• TO DO: How many lines of these entries hold the string "AutoCAD"? Answer with the number alone.

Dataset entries
## Begin

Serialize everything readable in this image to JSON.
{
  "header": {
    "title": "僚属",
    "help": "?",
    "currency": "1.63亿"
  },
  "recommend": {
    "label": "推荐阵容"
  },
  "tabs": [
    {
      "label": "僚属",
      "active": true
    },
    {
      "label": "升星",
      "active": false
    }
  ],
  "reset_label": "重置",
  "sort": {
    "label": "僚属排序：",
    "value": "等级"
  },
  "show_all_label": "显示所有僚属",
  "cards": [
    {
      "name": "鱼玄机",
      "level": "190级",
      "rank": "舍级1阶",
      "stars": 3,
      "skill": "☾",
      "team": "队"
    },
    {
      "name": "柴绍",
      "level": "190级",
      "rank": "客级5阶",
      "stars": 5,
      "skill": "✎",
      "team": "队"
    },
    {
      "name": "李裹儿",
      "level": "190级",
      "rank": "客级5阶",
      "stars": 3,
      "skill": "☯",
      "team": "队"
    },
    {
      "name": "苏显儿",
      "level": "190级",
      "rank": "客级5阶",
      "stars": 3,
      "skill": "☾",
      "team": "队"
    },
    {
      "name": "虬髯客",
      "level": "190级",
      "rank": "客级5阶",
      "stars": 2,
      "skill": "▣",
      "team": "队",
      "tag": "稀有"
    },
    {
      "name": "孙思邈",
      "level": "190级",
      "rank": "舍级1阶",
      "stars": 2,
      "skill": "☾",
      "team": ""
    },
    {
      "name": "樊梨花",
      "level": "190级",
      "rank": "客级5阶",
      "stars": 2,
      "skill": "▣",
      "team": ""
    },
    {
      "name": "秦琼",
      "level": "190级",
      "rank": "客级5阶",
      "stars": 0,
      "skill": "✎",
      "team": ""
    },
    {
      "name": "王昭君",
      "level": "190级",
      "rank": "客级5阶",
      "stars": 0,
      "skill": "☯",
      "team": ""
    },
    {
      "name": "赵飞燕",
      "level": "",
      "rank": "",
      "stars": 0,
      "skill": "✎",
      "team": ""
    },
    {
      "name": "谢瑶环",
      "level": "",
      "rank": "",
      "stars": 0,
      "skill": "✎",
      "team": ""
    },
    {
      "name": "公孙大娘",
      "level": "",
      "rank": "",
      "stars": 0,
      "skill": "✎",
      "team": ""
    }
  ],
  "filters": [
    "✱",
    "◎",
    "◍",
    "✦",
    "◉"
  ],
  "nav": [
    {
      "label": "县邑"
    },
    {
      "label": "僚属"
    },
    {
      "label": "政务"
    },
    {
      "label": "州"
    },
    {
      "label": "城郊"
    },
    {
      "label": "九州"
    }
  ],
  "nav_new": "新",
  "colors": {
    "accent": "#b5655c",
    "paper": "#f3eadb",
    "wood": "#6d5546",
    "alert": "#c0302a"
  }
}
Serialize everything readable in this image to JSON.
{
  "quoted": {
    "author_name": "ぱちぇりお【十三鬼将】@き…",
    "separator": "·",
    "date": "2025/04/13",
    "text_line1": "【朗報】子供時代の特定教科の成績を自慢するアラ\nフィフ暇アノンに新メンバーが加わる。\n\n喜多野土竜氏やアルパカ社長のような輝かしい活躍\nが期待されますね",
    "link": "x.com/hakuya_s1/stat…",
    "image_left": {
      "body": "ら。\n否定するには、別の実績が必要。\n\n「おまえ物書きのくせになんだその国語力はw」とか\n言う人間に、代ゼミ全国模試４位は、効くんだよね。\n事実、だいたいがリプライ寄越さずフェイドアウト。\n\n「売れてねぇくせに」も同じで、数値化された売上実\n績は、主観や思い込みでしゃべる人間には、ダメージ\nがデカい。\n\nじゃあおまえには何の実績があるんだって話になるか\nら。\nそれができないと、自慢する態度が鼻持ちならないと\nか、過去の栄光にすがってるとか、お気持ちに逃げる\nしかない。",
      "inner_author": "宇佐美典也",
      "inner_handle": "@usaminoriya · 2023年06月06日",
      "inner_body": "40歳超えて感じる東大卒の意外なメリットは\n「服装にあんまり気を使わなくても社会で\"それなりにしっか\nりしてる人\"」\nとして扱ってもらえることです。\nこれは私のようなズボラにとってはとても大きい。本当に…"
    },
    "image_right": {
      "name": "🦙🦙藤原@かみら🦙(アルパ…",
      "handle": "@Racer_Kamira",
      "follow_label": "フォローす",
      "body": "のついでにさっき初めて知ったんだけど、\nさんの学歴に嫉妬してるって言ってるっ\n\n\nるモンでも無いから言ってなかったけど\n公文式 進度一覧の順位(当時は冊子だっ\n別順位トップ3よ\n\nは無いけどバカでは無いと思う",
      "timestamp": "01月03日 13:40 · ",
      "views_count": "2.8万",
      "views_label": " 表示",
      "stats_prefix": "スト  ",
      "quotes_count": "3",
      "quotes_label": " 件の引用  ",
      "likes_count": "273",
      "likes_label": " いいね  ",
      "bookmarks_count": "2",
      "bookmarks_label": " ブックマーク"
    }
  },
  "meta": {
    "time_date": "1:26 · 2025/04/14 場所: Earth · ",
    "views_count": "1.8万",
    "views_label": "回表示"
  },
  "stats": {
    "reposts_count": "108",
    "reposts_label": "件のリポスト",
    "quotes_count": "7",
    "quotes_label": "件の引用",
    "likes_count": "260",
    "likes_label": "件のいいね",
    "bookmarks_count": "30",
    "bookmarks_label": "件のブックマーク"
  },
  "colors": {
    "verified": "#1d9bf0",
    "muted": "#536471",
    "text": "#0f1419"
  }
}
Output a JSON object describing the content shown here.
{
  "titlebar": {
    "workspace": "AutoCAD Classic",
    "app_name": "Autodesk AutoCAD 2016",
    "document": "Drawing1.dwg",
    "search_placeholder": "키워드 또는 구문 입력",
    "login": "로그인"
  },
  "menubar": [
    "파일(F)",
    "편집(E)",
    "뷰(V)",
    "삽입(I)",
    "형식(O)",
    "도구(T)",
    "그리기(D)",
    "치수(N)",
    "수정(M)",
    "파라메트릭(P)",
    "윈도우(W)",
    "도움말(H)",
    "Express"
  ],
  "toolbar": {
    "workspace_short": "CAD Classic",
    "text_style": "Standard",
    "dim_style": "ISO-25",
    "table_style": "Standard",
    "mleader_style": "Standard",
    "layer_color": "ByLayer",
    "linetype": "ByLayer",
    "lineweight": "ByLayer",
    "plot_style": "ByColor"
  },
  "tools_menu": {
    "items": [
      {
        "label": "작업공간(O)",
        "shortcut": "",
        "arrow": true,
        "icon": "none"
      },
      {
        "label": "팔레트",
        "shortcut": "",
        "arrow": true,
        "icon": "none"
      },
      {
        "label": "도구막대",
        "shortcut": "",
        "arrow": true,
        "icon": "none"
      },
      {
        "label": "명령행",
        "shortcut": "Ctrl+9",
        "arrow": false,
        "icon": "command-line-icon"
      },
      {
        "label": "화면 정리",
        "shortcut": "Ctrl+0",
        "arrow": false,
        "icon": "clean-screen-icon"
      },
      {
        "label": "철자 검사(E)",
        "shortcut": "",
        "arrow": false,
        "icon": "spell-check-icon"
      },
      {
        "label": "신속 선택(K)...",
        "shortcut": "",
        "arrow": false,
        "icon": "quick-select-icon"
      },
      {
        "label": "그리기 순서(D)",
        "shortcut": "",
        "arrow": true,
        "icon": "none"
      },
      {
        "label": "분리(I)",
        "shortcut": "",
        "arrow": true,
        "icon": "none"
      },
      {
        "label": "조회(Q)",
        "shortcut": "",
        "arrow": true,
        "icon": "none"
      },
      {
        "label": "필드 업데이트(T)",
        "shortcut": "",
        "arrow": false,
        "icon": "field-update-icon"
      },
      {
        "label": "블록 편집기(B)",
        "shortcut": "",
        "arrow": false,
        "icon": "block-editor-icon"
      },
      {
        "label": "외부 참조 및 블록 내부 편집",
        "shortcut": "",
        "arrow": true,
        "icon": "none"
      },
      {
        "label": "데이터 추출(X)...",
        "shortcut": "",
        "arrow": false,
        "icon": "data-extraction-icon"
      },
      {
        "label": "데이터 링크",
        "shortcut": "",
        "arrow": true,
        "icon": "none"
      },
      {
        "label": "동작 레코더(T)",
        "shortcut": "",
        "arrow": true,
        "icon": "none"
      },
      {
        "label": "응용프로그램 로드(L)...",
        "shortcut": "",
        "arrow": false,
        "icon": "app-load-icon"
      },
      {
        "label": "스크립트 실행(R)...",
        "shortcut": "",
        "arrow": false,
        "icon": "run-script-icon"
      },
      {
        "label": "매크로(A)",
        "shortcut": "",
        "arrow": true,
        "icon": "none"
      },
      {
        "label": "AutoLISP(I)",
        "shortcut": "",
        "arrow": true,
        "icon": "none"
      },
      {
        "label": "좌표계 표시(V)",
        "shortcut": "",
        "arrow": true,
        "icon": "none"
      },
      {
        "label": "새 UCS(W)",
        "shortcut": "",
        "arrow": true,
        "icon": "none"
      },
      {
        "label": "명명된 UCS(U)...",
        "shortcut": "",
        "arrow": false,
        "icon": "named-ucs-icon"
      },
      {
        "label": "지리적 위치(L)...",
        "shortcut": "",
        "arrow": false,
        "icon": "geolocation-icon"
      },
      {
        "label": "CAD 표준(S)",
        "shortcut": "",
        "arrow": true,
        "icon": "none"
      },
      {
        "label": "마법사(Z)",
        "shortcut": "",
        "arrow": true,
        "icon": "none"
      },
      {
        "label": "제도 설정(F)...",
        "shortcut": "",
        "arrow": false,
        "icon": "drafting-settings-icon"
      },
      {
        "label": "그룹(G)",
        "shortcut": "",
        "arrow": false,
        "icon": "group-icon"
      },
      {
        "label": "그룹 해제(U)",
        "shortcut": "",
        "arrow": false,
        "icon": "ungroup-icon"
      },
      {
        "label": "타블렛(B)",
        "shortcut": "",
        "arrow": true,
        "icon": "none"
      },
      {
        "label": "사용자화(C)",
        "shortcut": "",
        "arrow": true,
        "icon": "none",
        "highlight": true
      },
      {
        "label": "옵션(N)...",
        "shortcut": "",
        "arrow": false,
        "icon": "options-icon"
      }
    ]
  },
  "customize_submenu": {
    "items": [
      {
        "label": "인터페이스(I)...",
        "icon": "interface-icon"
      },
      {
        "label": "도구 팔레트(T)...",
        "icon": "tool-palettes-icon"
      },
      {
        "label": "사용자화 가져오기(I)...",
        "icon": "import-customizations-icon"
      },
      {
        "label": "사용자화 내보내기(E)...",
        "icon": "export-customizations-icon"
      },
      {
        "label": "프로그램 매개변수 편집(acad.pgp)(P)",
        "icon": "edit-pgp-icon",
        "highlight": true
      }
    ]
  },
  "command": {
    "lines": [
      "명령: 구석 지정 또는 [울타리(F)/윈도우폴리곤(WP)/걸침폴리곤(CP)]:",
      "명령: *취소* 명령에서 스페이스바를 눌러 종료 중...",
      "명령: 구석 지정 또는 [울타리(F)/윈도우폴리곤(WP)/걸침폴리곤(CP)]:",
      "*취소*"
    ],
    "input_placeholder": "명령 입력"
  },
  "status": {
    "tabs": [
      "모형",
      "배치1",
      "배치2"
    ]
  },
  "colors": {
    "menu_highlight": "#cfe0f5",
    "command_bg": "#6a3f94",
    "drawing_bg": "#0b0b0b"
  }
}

## End

• TASK SOLUTION: 2